# TASK REQUIREMENTS
Every line that holds "Ostrołęki" should be shown.

====== WORKING DATA

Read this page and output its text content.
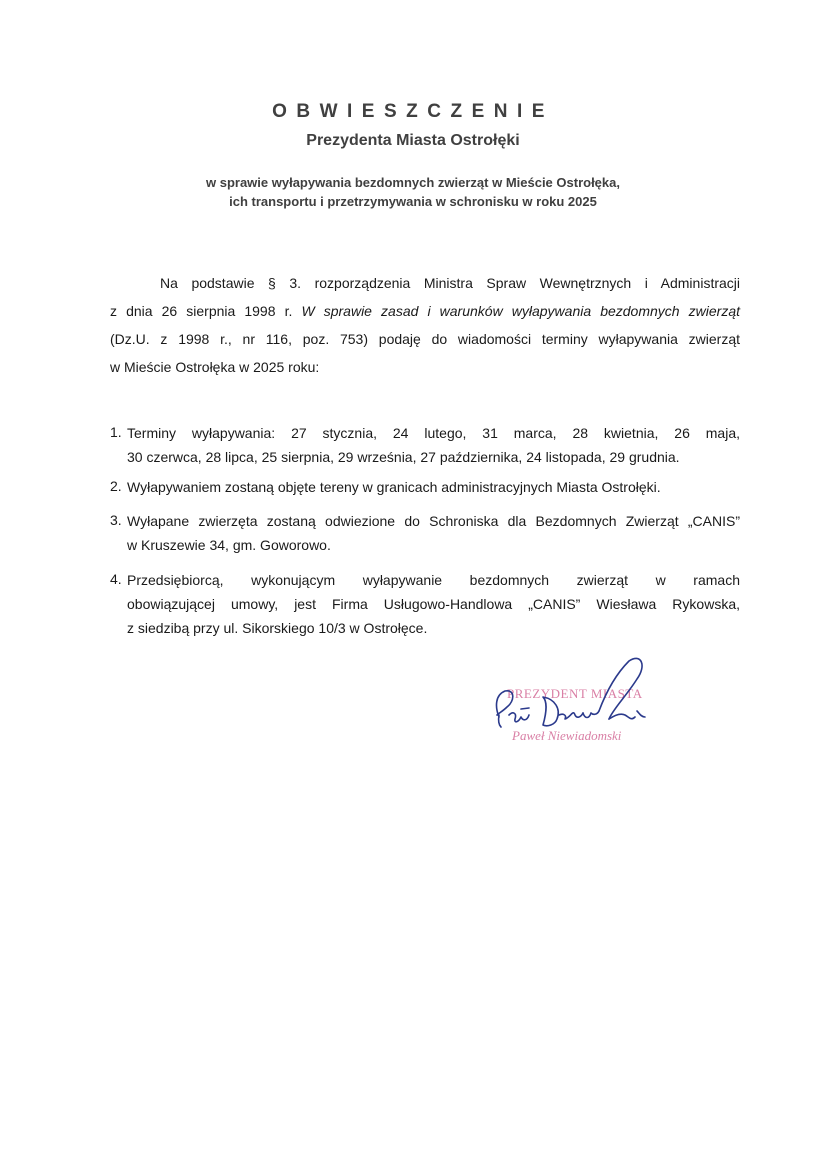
OBWIESZCZENIE
Prezydenta Miasta Ostrołęki
w sprawie wyłapywania bezdomnych zwierząt w Mieście Ostrołęka,
ich transportu i przetrzymywania w schronisku w roku 2025
Na podstawie § 3. rozporządzenia Ministra Spraw Wewnętrznych i Administracji
z dnia 26 sierpnia 1998 r. W sprawie zasad i warunków wyłapywania bezdomnych zwierząt
(Dz.U. z 1998 r., nr 116, poz. 753) podaję do wiadomości terminy wyłapywania zwierząt
w Mieście Ostrołęka w 2025 roku:
1. Terminy wyłapywania: 27 stycznia, 24 lutego, 31 marca, 28 kwietnia, 26 maja,
30 czerwca, 28 lipca, 25 sierpnia, 29 września, 27 października, 24 listopada, 29 grudnia.
2. Wyłapywaniem zostaną objęte tereny w granicach administracyjnych Miasta Ostrołęki.
3. Wyłapane zwierzęta zostaną odwiezione do Schroniska dla Bezdomnych Zwierząt „CANIS”
w Kruszewie 34, gm. Goworowo.
4. Przedsiębiorcą, wykonującym wyłapywanie bezdomnych zwierząt w ramach
obowiązującej umowy, jest Firma Usługowo-Handlowa „CANIS” Wiesława Rykowska,
z siedzibą przy ul. Sikorskiego 10/3 w Ostrołęce.
PREZYDENT MIASTA
Paweł Niewiadomski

============

# TASK ANSWER
Prezydenta Miasta Ostrołęki
2. Wyłapywaniem zostaną objęte tereny w granicach administracyjnych Miasta Ostrołęki.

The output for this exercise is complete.